## start
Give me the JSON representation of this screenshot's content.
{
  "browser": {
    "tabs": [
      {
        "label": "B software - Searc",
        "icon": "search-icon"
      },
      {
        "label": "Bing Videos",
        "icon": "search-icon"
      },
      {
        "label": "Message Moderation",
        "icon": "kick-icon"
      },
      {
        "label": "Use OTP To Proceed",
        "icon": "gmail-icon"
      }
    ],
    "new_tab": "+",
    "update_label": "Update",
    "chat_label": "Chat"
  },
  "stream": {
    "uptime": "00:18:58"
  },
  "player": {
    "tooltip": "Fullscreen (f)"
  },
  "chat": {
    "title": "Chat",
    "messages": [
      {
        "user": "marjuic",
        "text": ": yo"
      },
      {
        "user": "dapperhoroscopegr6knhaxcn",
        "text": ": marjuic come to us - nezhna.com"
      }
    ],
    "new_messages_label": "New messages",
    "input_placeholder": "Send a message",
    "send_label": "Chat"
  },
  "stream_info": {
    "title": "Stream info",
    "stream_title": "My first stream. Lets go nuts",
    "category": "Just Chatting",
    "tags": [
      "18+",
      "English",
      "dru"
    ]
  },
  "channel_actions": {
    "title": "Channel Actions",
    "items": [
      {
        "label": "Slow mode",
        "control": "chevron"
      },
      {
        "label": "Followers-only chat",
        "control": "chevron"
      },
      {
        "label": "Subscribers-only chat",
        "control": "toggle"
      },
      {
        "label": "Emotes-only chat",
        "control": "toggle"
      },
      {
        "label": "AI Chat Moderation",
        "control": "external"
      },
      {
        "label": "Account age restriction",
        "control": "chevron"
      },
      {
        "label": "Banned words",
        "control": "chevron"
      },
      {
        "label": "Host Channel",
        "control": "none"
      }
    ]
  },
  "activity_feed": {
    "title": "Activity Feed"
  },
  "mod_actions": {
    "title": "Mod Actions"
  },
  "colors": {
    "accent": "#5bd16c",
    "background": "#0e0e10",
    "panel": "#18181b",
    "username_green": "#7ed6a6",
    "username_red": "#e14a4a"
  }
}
## end
## start
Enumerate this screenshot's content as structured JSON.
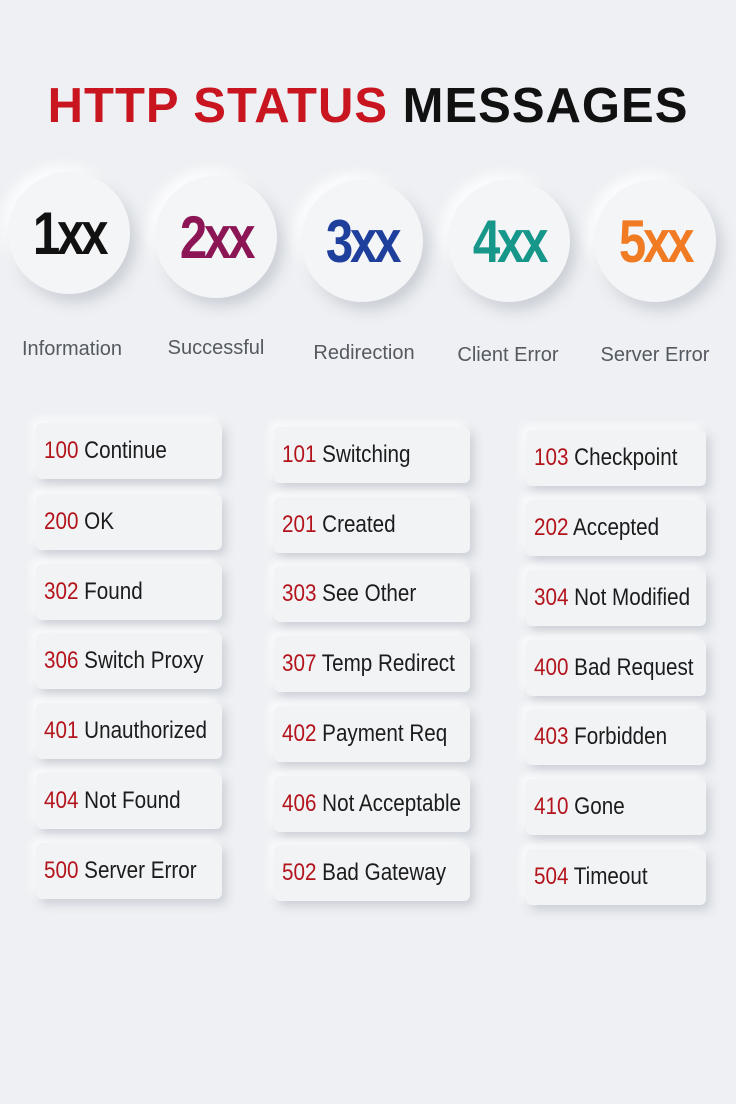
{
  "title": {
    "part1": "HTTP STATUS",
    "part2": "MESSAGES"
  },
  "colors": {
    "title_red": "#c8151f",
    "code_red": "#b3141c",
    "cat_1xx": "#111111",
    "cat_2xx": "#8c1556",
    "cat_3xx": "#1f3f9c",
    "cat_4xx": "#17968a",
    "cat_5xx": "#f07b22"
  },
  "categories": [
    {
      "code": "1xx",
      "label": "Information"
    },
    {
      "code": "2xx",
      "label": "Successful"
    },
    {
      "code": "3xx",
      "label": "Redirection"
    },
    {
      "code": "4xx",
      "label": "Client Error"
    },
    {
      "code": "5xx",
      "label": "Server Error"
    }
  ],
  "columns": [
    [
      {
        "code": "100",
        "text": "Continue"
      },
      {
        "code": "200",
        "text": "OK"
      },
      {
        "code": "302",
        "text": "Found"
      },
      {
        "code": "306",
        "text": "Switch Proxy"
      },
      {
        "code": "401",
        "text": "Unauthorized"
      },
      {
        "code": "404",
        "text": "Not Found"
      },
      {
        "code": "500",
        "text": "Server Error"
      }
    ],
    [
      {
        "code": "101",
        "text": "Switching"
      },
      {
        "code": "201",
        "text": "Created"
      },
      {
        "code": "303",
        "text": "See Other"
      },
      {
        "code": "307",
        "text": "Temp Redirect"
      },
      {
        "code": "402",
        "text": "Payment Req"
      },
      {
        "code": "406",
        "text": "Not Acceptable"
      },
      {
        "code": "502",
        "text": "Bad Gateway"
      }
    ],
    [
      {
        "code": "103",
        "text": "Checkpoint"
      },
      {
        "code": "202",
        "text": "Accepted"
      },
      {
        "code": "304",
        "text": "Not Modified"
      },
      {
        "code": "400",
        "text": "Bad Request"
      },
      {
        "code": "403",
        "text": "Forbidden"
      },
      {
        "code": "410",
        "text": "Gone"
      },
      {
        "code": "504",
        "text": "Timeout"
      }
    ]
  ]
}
## end
State the number of lines in the data that include the string "Error", and add nothing else.

> [TASK OUTPUT]: 3